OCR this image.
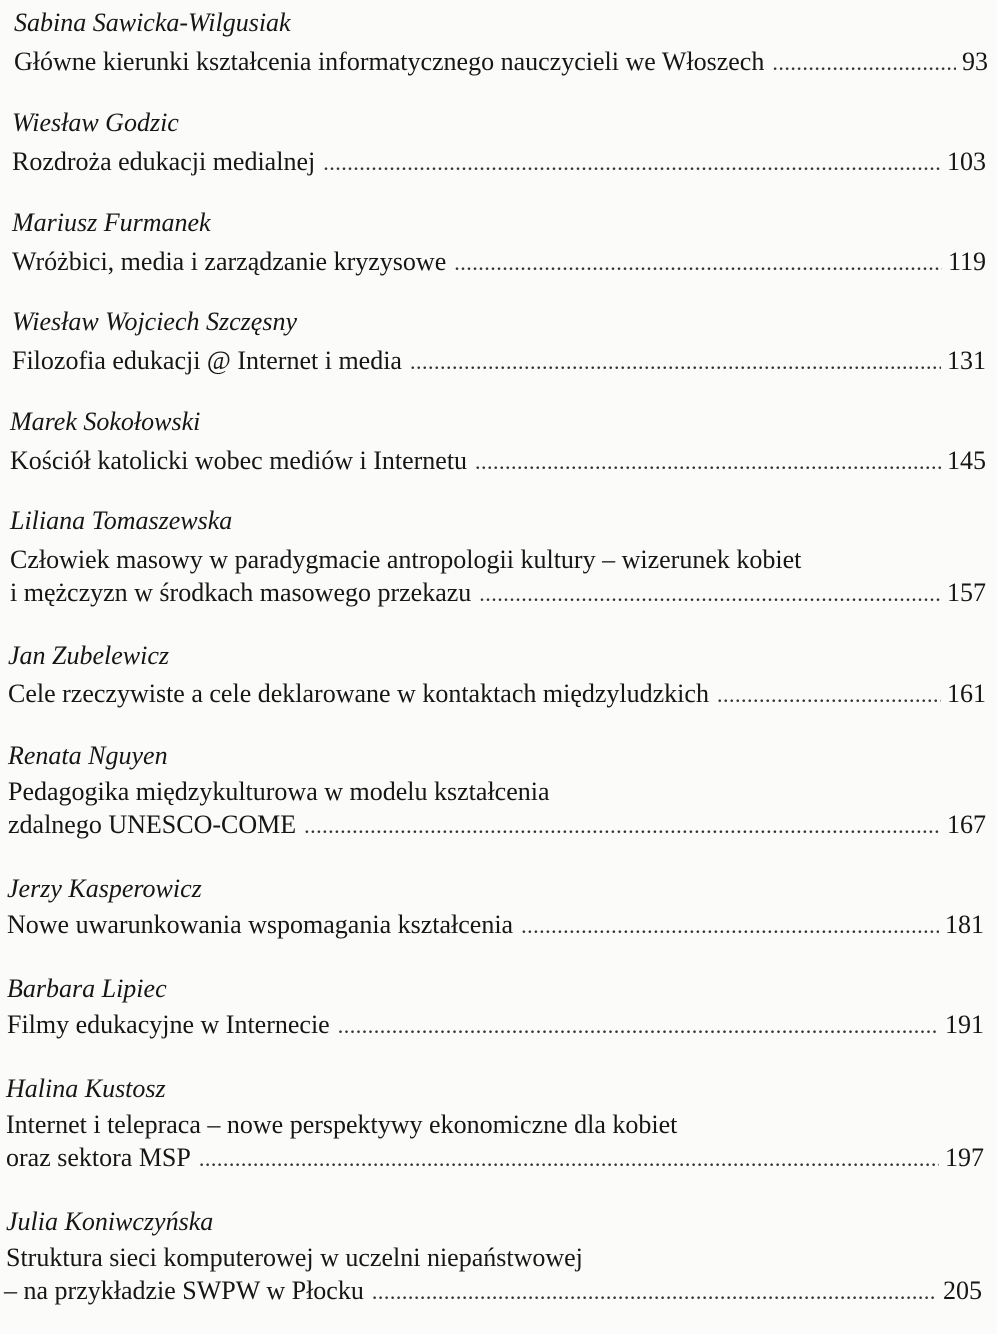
Sabina Sawicka-Wilgusiak
Główne kierunki kształcenia informatycznego nauczycieli we Włoszech .....	93
Wiesław Godzic
Rozdroża edukacji medialnej .....	103
Mariusz Furmanek
Wróżbici, media i zarządzanie kryzysowe .....	119
Wiesław Wojciech Szczęsny
Filozofia edukacji @ Internet i media .....	131
Marek Sokołowski
Kościół katolicki wobec mediów i Internetu .....	145
Liliana Tomaszewska
Człowiek masowy w paradygmacie antropologii kultury – wizerunek kobiet
i mężczyzn w środkach masowego przekazu .....	157
Jan Zubelewicz
Cele rzeczywiste a cele deklarowane w kontaktach międzyludzkich .....	161
Renata Nguyen
Pedagogika międzykulturowa w modelu kształcenia
zdalnego UNESCO-COME .....	167
Jerzy Kasperowicz
Nowe uwarunkowania wspomagania kształcenia .....	181
Barbara Lipiec
Filmy edukacyjne w Internecie .....	191
Halina Kustosz
Internet i telepraca – nowe perspektywy ekonomiczne dla kobiet
oraz sektora MSP .....	197
Julia Koniwczyńska
Struktura sieci komputerowej w uczelni niepaństwowej
– na przykładzie SWPW w Płocku .....	205
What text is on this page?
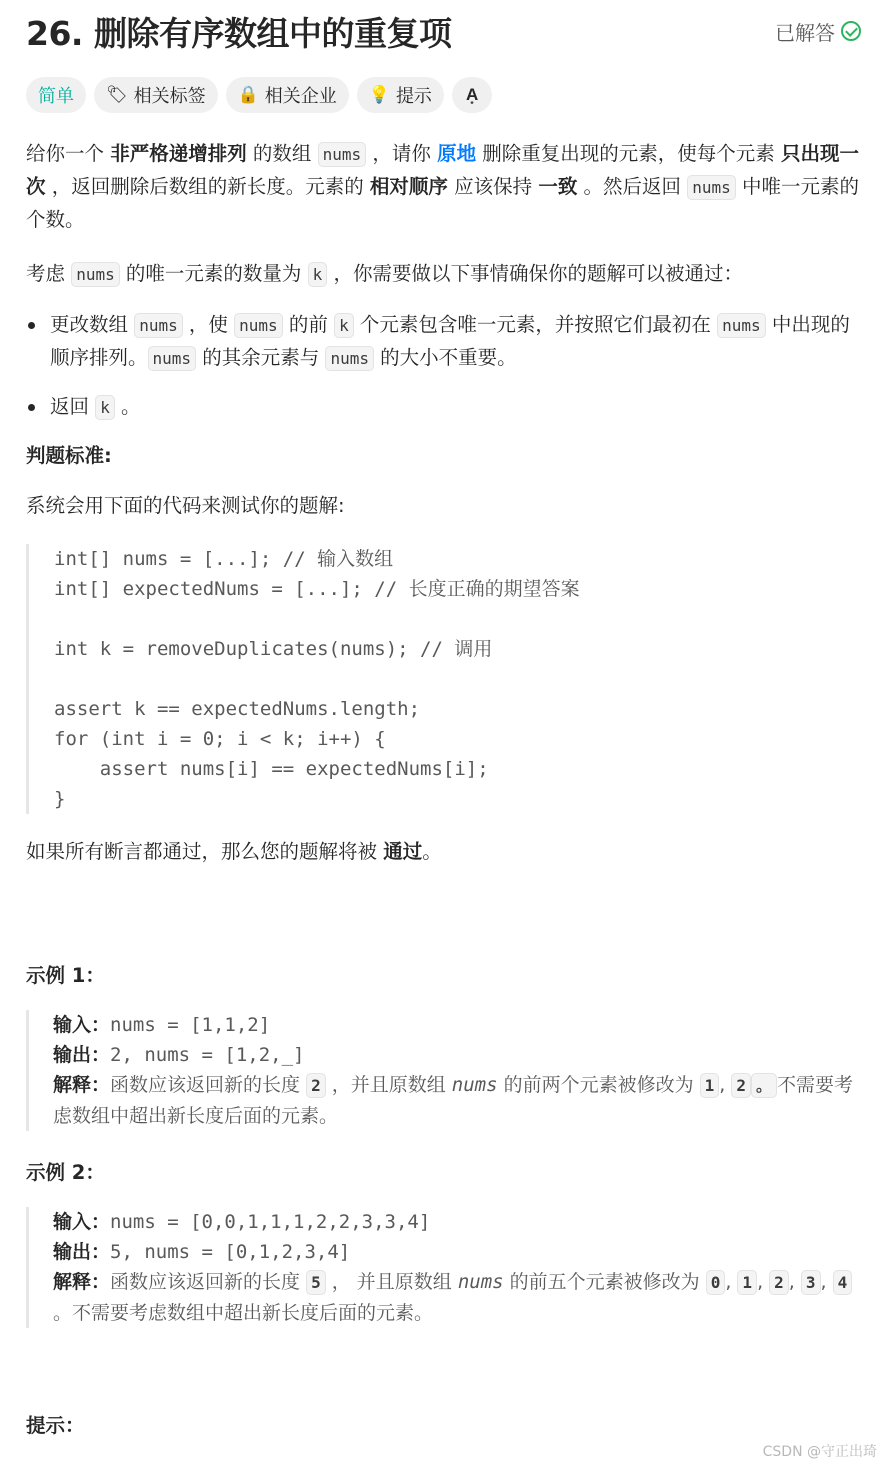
26. 删除有序数组中的重复项	已解答
简单 🏷 相关标签 🔒 相关企业 💡 提示 A͙

给你一个 非严格递增排列 的数组 nums ，请你 原地 删除重复出现的元素，使每个元素 只出现一次 ，返回删除后数组的新长度。元素的 相对顺序 应该保持 一致 。然后返回 nums 中唯一元素的个数。

考虑 nums 的唯一元素的数量为 k ，你需要做以下事情确保你的题解可以被通过：

更改数组 nums ，使 nums 的前 k 个元素包含唯一元素，并按照它们最初在 nums 中出现的顺序排列。 nums 的其余元素与 nums 的大小不重要。
返回 k 。
判题标准:

系统会用下面的代码来测试你的题解:

int[] nums = [...]; // 输入数组
int[] expectedNums = [...]; // 长度正确的期望答案

int k = removeDuplicates(nums); // 调用

assert k == expectedNums.length;
for (int i = 0; i < k; i++) {
assert nums[i] == expectedNums[i];
}

如果所有断言都通过，那么您的题解将被 通过。

示例 1：
输入：nums = [1,1,2]
输出：2, nums = [1,2,_]
解释：函数应该返回新的长度 2 ，并且原数组 nums 的前两个元素被修改为 1 , 2 。 不需要考虑数组中超出新长度后面的元素。
示例 2：
输入：nums = [0,0,1,1,1,2,2,3,3,4]
输出：5, nums = [0,1,2,3,4]
解释：函数应该返回新的长度 5 ， 并且原数组 nums 的前五个元素被修改为 0 , 1 , 2 , 3 , 4 。不需要考虑数组中超出新长度后面的元素。
提示：
CSDN @守正出琦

══════════

◆ **Requirement**
Collect from the data above every line that includes "expectedNums".

◆ **The completed task**
int[] expectedNums = [...]; // 长度正确的期望答案
assert k == expectedNums.length;
assert nums[i] == expectedNums[i];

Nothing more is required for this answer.